(Items from a figure collection)
»»

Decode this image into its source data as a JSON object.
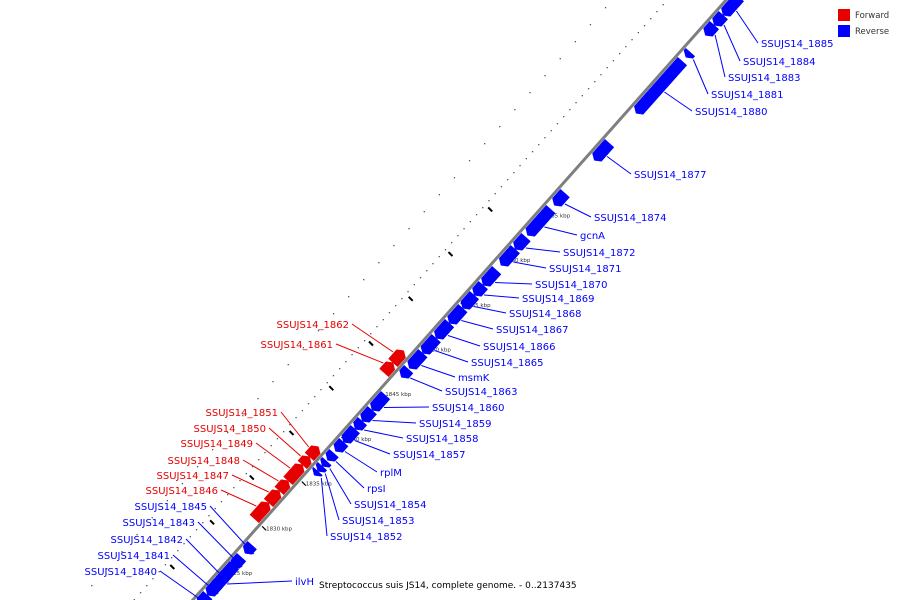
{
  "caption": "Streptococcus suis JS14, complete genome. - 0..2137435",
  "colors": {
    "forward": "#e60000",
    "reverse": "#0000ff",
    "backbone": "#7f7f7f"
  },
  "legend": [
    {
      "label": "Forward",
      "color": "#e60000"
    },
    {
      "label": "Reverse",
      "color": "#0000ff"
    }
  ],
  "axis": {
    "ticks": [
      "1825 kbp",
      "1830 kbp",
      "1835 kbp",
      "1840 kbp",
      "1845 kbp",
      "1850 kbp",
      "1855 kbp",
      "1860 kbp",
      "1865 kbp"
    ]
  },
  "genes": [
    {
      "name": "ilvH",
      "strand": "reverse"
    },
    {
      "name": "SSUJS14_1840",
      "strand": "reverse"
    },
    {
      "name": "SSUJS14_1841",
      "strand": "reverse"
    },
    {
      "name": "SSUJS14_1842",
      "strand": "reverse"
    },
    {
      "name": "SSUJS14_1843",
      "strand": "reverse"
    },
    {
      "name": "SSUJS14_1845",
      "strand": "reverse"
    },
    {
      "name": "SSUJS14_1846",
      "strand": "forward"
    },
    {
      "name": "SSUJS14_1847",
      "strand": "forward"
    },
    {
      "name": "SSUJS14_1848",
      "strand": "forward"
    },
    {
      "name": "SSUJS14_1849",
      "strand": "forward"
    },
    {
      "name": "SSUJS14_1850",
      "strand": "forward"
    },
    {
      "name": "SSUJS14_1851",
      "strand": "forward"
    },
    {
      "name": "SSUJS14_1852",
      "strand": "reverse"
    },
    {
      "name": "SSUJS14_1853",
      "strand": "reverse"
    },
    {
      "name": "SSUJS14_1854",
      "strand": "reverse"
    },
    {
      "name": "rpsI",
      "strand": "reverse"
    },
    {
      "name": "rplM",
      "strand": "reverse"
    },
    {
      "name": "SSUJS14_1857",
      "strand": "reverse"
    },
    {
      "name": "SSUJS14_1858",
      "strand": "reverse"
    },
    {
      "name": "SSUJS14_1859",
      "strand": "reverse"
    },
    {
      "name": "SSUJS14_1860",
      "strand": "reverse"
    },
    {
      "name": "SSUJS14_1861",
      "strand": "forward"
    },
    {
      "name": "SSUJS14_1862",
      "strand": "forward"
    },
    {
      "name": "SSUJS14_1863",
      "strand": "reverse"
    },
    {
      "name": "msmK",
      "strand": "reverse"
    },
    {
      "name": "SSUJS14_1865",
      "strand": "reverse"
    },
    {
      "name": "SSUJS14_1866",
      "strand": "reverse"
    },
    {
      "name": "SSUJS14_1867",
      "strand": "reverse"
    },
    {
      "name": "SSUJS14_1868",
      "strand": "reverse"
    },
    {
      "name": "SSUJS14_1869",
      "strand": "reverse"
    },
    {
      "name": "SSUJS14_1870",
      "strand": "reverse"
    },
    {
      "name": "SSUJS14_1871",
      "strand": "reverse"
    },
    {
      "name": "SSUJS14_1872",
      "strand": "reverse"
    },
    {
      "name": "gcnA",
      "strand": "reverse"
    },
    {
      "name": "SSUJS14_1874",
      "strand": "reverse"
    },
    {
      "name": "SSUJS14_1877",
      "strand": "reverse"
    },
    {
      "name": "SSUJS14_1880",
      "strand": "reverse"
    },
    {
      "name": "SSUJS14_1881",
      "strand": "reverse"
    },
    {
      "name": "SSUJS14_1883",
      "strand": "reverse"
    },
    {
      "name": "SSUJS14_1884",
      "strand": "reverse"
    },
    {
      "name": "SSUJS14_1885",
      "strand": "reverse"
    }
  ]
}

««

▶ [PROBLEM TO SOLVE]: Give back every record precisely as it stands, without the images.

▶ [EXERCISE RESPONSE]:
Decode this image into its source data as a JSON object.
{
  "caption": "Streptococcus suis JS14, complete genome. - 0..2137435",
  "colors": {
    "forward": "#e60000",
    "reverse": "#0000ff",
    "backbone": "#7f7f7f"
  },
  "legend": [
    {
      "label": "Forward",
      "color": "#e60000"
    },
    {
      "label": "Reverse",
      "color": "#0000ff"
    }
  ],
  "axis": {
    "ticks": [
      "1825 kbp",
      "1830 kbp",
      "1835 kbp",
      "1840 kbp",
      "1845 kbp",
      "1850 kbp",
      "1855 kbp",
      "1860 kbp",
      "1865 kbp"
    ]
  },
  "genes": [
    {
      "name": "ilvH",
      "strand": "reverse"
    },
    {
      "name": "SSUJS14_1840",
      "strand": "reverse"
    },
    {
      "name": "SSUJS14_1841",
      "strand": "reverse"
    },
    {
      "name": "SSUJS14_1842",
      "strand": "reverse"
    },
    {
      "name": "SSUJS14_1843",
      "strand": "reverse"
    },
    {
      "name": "SSUJS14_1845",
      "strand": "reverse"
    },
    {
      "name": "SSUJS14_1846",
      "strand": "forward"
    },
    {
      "name": "SSUJS14_1847",
      "strand": "forward"
    },
    {
      "name": "SSUJS14_1848",
      "strand": "forward"
    },
    {
      "name": "SSUJS14_1849",
      "strand": "forward"
    },
    {
      "name": "SSUJS14_1850",
      "strand": "forward"
    },
    {
      "name": "SSUJS14_1851",
      "strand": "forward"
    },
    {
      "name": "SSUJS14_1852",
      "strand": "reverse"
    },
    {
      "name": "SSUJS14_1853",
      "strand": "reverse"
    },
    {
      "name": "SSUJS14_1854",
      "strand": "reverse"
    },
    {
      "name": "rpsI",
      "strand": "reverse"
    },
    {
      "name": "rplM",
      "strand": "reverse"
    },
    {
      "name": "SSUJS14_1857",
      "strand": "reverse"
    },
    {
      "name": "SSUJS14_1858",
      "strand": "reverse"
    },
    {
      "name": "SSUJS14_1859",
      "strand": "reverse"
    },
    {
      "name": "SSUJS14_1860",
      "strand": "reverse"
    },
    {
      "name": "SSUJS14_1861",
      "strand": "forward"
    },
    {
      "name": "SSUJS14_1862",
      "strand": "forward"
    },
    {
      "name": "SSUJS14_1863",
      "strand": "reverse"
    },
    {
      "name": "msmK",
      "strand": "reverse"
    },
    {
      "name": "SSUJS14_1865",
      "strand": "reverse"
    },
    {
      "name": "SSUJS14_1866",
      "strand": "reverse"
    },
    {
      "name": "SSUJS14_1867",
      "strand": "reverse"
    },
    {
      "name": "SSUJS14_1868",
      "strand": "reverse"
    },
    {
      "name": "SSUJS14_1869",
      "strand": "reverse"
    },
    {
      "name": "SSUJS14_1870",
      "strand": "reverse"
    },
    {
      "name": "SSUJS14_1871",
      "strand": "reverse"
    },
    {
      "name": "SSUJS14_1872",
      "strand": "reverse"
    },
    {
      "name": "gcnA",
      "strand": "reverse"
    },
    {
      "name": "SSUJS14_1874",
      "strand": "reverse"
    },
    {
      "name": "SSUJS14_1877",
      "strand": "reverse"
    },
    {
      "name": "SSUJS14_1880",
      "strand": "reverse"
    },
    {
      "name": "SSUJS14_1881",
      "strand": "reverse"
    },
    {
      "name": "SSUJS14_1883",
      "strand": "reverse"
    },
    {
      "name": "SSUJS14_1884",
      "strand": "reverse"
    },
    {
      "name": "SSUJS14_1885",
      "strand": "reverse"
    }
  ]
}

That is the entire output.